**THE EXERCISE:** Exclude the pictures and reproduce the remaining data exactly as written.

**DATASET CONTENT:**
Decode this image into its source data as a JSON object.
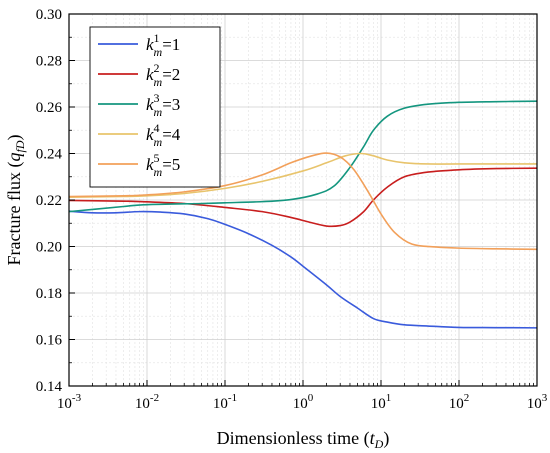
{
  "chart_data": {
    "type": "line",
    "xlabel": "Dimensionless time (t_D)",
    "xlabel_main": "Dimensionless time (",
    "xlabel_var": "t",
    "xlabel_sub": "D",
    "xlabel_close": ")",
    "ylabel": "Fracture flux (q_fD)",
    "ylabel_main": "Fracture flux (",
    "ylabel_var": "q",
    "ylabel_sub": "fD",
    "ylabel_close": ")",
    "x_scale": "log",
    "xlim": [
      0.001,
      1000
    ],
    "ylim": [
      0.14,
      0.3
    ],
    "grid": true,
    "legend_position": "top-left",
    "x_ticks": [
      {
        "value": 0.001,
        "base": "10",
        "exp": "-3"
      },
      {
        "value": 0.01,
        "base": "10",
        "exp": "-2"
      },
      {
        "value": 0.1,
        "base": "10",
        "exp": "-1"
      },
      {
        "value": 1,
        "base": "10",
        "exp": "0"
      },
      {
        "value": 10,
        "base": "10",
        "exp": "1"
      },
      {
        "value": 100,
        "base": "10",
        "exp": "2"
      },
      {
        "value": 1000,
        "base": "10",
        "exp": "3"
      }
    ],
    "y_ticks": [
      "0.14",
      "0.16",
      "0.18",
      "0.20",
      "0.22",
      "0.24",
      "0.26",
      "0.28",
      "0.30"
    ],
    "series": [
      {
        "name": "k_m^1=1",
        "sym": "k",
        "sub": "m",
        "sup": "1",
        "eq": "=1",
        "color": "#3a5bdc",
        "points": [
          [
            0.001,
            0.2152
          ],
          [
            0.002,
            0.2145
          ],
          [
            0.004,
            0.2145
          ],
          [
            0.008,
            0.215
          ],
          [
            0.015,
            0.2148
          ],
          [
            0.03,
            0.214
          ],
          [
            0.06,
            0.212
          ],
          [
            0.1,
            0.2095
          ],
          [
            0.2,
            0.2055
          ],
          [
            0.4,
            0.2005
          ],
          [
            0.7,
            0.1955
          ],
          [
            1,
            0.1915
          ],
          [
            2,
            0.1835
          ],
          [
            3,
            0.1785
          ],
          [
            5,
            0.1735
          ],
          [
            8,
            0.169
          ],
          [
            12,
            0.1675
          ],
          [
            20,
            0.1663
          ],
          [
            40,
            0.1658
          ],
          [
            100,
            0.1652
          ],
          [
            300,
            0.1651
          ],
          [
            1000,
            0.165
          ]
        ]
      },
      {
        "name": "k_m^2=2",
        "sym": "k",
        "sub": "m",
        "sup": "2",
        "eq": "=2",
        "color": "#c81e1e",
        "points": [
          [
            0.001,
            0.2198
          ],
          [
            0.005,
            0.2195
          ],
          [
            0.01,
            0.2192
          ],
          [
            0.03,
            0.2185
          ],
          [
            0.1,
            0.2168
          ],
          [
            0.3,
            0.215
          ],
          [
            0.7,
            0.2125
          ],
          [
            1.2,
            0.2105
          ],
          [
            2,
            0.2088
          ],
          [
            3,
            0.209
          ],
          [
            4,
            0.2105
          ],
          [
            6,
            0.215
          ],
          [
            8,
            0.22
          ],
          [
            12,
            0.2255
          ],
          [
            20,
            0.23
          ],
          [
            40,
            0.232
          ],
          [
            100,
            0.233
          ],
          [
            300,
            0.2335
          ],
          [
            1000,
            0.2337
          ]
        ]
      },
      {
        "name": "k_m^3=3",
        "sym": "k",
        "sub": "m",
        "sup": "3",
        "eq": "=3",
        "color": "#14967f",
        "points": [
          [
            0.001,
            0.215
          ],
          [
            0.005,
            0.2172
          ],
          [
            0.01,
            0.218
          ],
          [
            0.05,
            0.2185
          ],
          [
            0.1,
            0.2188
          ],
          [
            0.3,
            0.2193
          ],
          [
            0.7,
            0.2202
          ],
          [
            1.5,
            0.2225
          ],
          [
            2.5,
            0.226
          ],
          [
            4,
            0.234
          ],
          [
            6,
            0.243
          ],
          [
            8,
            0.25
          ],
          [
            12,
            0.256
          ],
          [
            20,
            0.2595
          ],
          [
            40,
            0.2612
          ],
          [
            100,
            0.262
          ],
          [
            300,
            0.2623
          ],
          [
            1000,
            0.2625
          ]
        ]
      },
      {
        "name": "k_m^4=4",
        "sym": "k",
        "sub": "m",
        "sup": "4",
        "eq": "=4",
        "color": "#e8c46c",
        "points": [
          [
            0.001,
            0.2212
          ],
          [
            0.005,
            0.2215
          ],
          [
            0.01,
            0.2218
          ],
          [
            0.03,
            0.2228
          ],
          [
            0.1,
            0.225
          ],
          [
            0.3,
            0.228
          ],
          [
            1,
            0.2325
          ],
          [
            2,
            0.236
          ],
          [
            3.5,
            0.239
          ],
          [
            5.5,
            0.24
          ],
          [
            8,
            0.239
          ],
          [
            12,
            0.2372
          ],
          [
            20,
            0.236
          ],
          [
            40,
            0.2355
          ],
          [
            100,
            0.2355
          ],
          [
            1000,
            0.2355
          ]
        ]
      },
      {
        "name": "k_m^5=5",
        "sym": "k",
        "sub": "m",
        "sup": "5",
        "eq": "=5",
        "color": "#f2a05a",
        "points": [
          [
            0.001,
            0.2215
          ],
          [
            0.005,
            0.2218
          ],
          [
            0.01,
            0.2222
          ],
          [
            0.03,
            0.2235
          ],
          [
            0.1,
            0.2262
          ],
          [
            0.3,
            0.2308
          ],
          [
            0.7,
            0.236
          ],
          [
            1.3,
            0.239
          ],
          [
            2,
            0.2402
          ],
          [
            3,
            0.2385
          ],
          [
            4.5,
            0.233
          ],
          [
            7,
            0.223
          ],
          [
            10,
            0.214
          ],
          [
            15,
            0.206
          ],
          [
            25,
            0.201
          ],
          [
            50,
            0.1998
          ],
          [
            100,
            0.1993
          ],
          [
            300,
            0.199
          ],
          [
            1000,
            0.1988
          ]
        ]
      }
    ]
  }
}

**FINISHED TASK:**
Decode this image into its source data as a JSON object.
{
  "chart_data": {
    "type": "line",
    "xlabel": "Dimensionless time (t_D)",
    "xlabel_main": "Dimensionless time (",
    "xlabel_var": "t",
    "xlabel_sub": "D",
    "xlabel_close": ")",
    "ylabel": "Fracture flux (q_fD)",
    "ylabel_main": "Fracture flux (",
    "ylabel_var": "q",
    "ylabel_sub": "fD",
    "ylabel_close": ")",
    "x_scale": "log",
    "xlim": [
      0.001,
      1000
    ],
    "ylim": [
      0.14,
      0.3
    ],
    "grid": true,
    "legend_position": "top-left",
    "x_ticks": [
      {
        "value": 0.001,
        "base": "10",
        "exp": "-3"
      },
      {
        "value": 0.01,
        "base": "10",
        "exp": "-2"
      },
      {
        "value": 0.1,
        "base": "10",
        "exp": "-1"
      },
      {
        "value": 1,
        "base": "10",
        "exp": "0"
      },
      {
        "value": 10,
        "base": "10",
        "exp": "1"
      },
      {
        "value": 100,
        "base": "10",
        "exp": "2"
      },
      {
        "value": 1000,
        "base": "10",
        "exp": "3"
      }
    ],
    "y_ticks": [
      "0.14",
      "0.16",
      "0.18",
      "0.20",
      "0.22",
      "0.24",
      "0.26",
      "0.28",
      "0.30"
    ],
    "series": [
      {
        "name": "k_m^1=1",
        "sym": "k",
        "sub": "m",
        "sup": "1",
        "eq": "=1",
        "color": "#3a5bdc",
        "points": [
          [
            0.001,
            0.2152
          ],
          [
            0.002,
            0.2145
          ],
          [
            0.004,
            0.2145
          ],
          [
            0.008,
            0.215
          ],
          [
            0.015,
            0.2148
          ],
          [
            0.03,
            0.214
          ],
          [
            0.06,
            0.212
          ],
          [
            0.1,
            0.2095
          ],
          [
            0.2,
            0.2055
          ],
          [
            0.4,
            0.2005
          ],
          [
            0.7,
            0.1955
          ],
          [
            1,
            0.1915
          ],
          [
            2,
            0.1835
          ],
          [
            3,
            0.1785
          ],
          [
            5,
            0.1735
          ],
          [
            8,
            0.169
          ],
          [
            12,
            0.1675
          ],
          [
            20,
            0.1663
          ],
          [
            40,
            0.1658
          ],
          [
            100,
            0.1652
          ],
          [
            300,
            0.1651
          ],
          [
            1000,
            0.165
          ]
        ]
      },
      {
        "name": "k_m^2=2",
        "sym": "k",
        "sub": "m",
        "sup": "2",
        "eq": "=2",
        "color": "#c81e1e",
        "points": [
          [
            0.001,
            0.2198
          ],
          [
            0.005,
            0.2195
          ],
          [
            0.01,
            0.2192
          ],
          [
            0.03,
            0.2185
          ],
          [
            0.1,
            0.2168
          ],
          [
            0.3,
            0.215
          ],
          [
            0.7,
            0.2125
          ],
          [
            1.2,
            0.2105
          ],
          [
            2,
            0.2088
          ],
          [
            3,
            0.209
          ],
          [
            4,
            0.2105
          ],
          [
            6,
            0.215
          ],
          [
            8,
            0.22
          ],
          [
            12,
            0.2255
          ],
          [
            20,
            0.23
          ],
          [
            40,
            0.232
          ],
          [
            100,
            0.233
          ],
          [
            300,
            0.2335
          ],
          [
            1000,
            0.2337
          ]
        ]
      },
      {
        "name": "k_m^3=3",
        "sym": "k",
        "sub": "m",
        "sup": "3",
        "eq": "=3",
        "color": "#14967f",
        "points": [
          [
            0.001,
            0.215
          ],
          [
            0.005,
            0.2172
          ],
          [
            0.01,
            0.218
          ],
          [
            0.05,
            0.2185
          ],
          [
            0.1,
            0.2188
          ],
          [
            0.3,
            0.2193
          ],
          [
            0.7,
            0.2202
          ],
          [
            1.5,
            0.2225
          ],
          [
            2.5,
            0.226
          ],
          [
            4,
            0.234
          ],
          [
            6,
            0.243
          ],
          [
            8,
            0.25
          ],
          [
            12,
            0.256
          ],
          [
            20,
            0.2595
          ],
          [
            40,
            0.2612
          ],
          [
            100,
            0.262
          ],
          [
            300,
            0.2623
          ],
          [
            1000,
            0.2625
          ]
        ]
      },
      {
        "name": "k_m^4=4",
        "sym": "k",
        "sub": "m",
        "sup": "4",
        "eq": "=4",
        "color": "#e8c46c",
        "points": [
          [
            0.001,
            0.2212
          ],
          [
            0.005,
            0.2215
          ],
          [
            0.01,
            0.2218
          ],
          [
            0.03,
            0.2228
          ],
          [
            0.1,
            0.225
          ],
          [
            0.3,
            0.228
          ],
          [
            1,
            0.2325
          ],
          [
            2,
            0.236
          ],
          [
            3.5,
            0.239
          ],
          [
            5.5,
            0.24
          ],
          [
            8,
            0.239
          ],
          [
            12,
            0.2372
          ],
          [
            20,
            0.236
          ],
          [
            40,
            0.2355
          ],
          [
            100,
            0.2355
          ],
          [
            1000,
            0.2355
          ]
        ]
      },
      {
        "name": "k_m^5=5",
        "sym": "k",
        "sub": "m",
        "sup": "5",
        "eq": "=5",
        "color": "#f2a05a",
        "points": [
          [
            0.001,
            0.2215
          ],
          [
            0.005,
            0.2218
          ],
          [
            0.01,
            0.2222
          ],
          [
            0.03,
            0.2235
          ],
          [
            0.1,
            0.2262
          ],
          [
            0.3,
            0.2308
          ],
          [
            0.7,
            0.236
          ],
          [
            1.3,
            0.239
          ],
          [
            2,
            0.2402
          ],
          [
            3,
            0.2385
          ],
          [
            4.5,
            0.233
          ],
          [
            7,
            0.223
          ],
          [
            10,
            0.214
          ],
          [
            15,
            0.206
          ],
          [
            25,
            0.201
          ],
          [
            50,
            0.1998
          ],
          [
            100,
            0.1993
          ],
          [
            300,
            0.199
          ],
          [
            1000,
            0.1988
          ]
        ]
      }
    ]
  }
}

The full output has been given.